▸ Aim:
Search the records below for the word "三严三实". Pull out each line that has it.
* Begin *
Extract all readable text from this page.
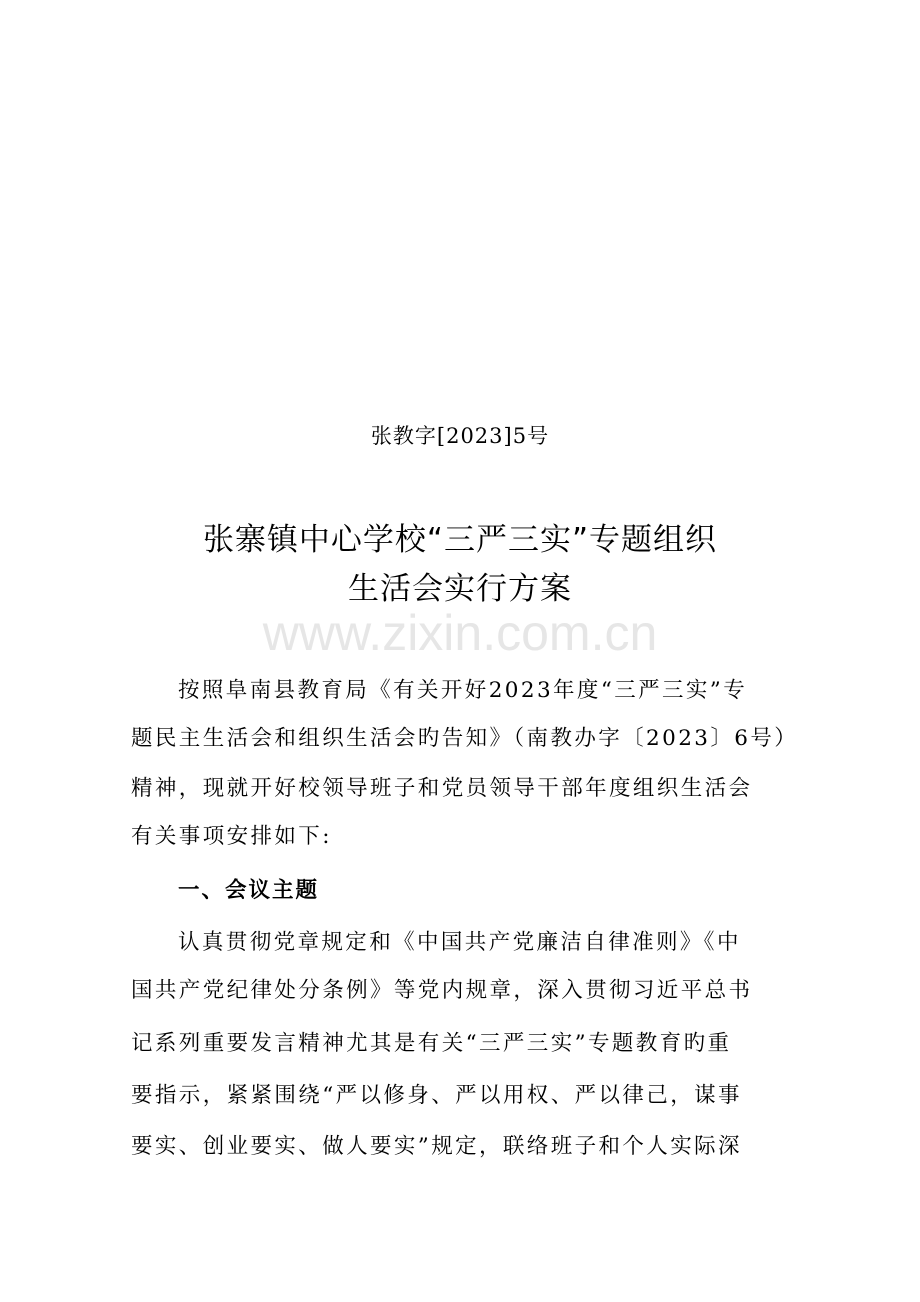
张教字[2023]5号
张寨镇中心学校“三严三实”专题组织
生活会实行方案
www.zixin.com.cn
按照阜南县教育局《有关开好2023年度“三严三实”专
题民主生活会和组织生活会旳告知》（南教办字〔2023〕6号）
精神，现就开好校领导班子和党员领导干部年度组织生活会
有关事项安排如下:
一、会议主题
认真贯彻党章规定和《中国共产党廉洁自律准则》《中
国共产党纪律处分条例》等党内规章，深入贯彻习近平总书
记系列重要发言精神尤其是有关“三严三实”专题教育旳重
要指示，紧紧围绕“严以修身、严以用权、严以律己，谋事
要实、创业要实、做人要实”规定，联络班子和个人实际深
* End *
▸ Exercise output:
张寨镇中心学校“三严三实”专题组织
按照阜南县教育局《有关开好2023年度“三严三实”专
记系列重要发言精神尤其是有关“三严三实”专题教育旳重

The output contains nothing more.